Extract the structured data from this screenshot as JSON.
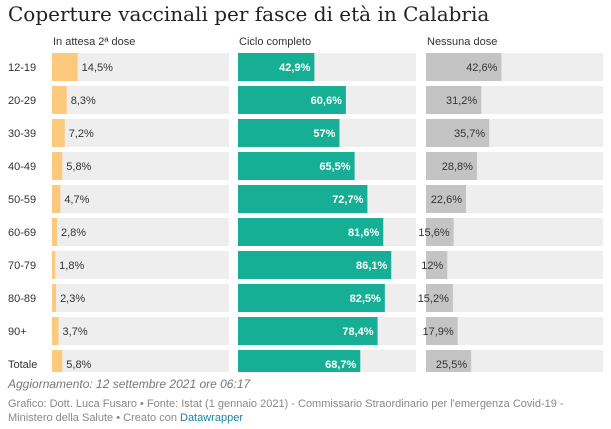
{
  "title": "Coperture vaccinali per fasce di età in Calabria",
  "note": "Aggiornamento: 12 settembre 2021 ore 06:17",
  "footer": {
    "source": "Grafico: Dott. Luca Fusaro • Fonte: Istat (1 gennaio 2021) - Commissario Straordinario per l'emergenza Covid-19 - Ministero della Salute • Creato con ",
    "tool": "Datawrapper"
  },
  "colors": {
    "background_bar": "#eeeeee",
    "in_attesa": "#fcc97d",
    "ciclo_completo": "#16ae95",
    "nessuna_dose": "#c4c4c4"
  },
  "chart_data": {
    "type": "bar",
    "orientation": "horizontal",
    "layout": "small-multiples",
    "categories": [
      "12-19",
      "20-29",
      "30-39",
      "40-49",
      "50-59",
      "60-69",
      "70-79",
      "80-89",
      "90+",
      "Totale"
    ],
    "xlim": [
      0,
      100
    ],
    "value_suffix": "%",
    "decimal_separator": ",",
    "series": [
      {
        "name": "In attesa 2ª dose",
        "values": [
          14.5,
          8.3,
          7.2,
          5.8,
          4.7,
          2.8,
          1.8,
          2.3,
          3.7,
          5.8
        ]
      },
      {
        "name": "Ciclo completo",
        "values": [
          42.9,
          60.6,
          57,
          65.5,
          72.7,
          81.6,
          86.1,
          82.5,
          78.4,
          68.7
        ]
      },
      {
        "name": "Nessuna dose",
        "values": [
          42.6,
          31.2,
          35.7,
          28.8,
          22.6,
          15.6,
          12,
          15.2,
          17.9,
          25.5
        ]
      }
    ]
  }
}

• • • •

REQUEST: Set down the material above as is, without any pictures.

SOLUTION BELOW:
Extract the structured data from this screenshot as JSON.
{
  "title": "Coperture vaccinali per fasce di età in Calabria",
  "note": "Aggiornamento: 12 settembre 2021 ore 06:17",
  "footer": {
    "source": "Grafico: Dott. Luca Fusaro • Fonte: Istat (1 gennaio 2021) - Commissario Straordinario per l'emergenza Covid-19 - Ministero della Salute • Creato con ",
    "tool": "Datawrapper"
  },
  "colors": {
    "background_bar": "#eeeeee",
    "in_attesa": "#fcc97d",
    "ciclo_completo": "#16ae95",
    "nessuna_dose": "#c4c4c4"
  },
  "chart_data": {
    "type": "bar",
    "orientation": "horizontal",
    "layout": "small-multiples",
    "categories": [
      "12-19",
      "20-29",
      "30-39",
      "40-49",
      "50-59",
      "60-69",
      "70-79",
      "80-89",
      "90+",
      "Totale"
    ],
    "xlim": [
      0,
      100
    ],
    "value_suffix": "%",
    "decimal_separator": ",",
    "series": [
      {
        "name": "In attesa 2ª dose",
        "values": [
          14.5,
          8.3,
          7.2,
          5.8,
          4.7,
          2.8,
          1.8,
          2.3,
          3.7,
          5.8
        ]
      },
      {
        "name": "Ciclo completo",
        "values": [
          42.9,
          60.6,
          57,
          65.5,
          72.7,
          81.6,
          86.1,
          82.5,
          78.4,
          68.7
        ]
      },
      {
        "name": "Nessuna dose",
        "values": [
          42.6,
          31.2,
          35.7,
          28.8,
          22.6,
          15.6,
          12,
          15.2,
          17.9,
          25.5
        ]
      }
    ]
  }
}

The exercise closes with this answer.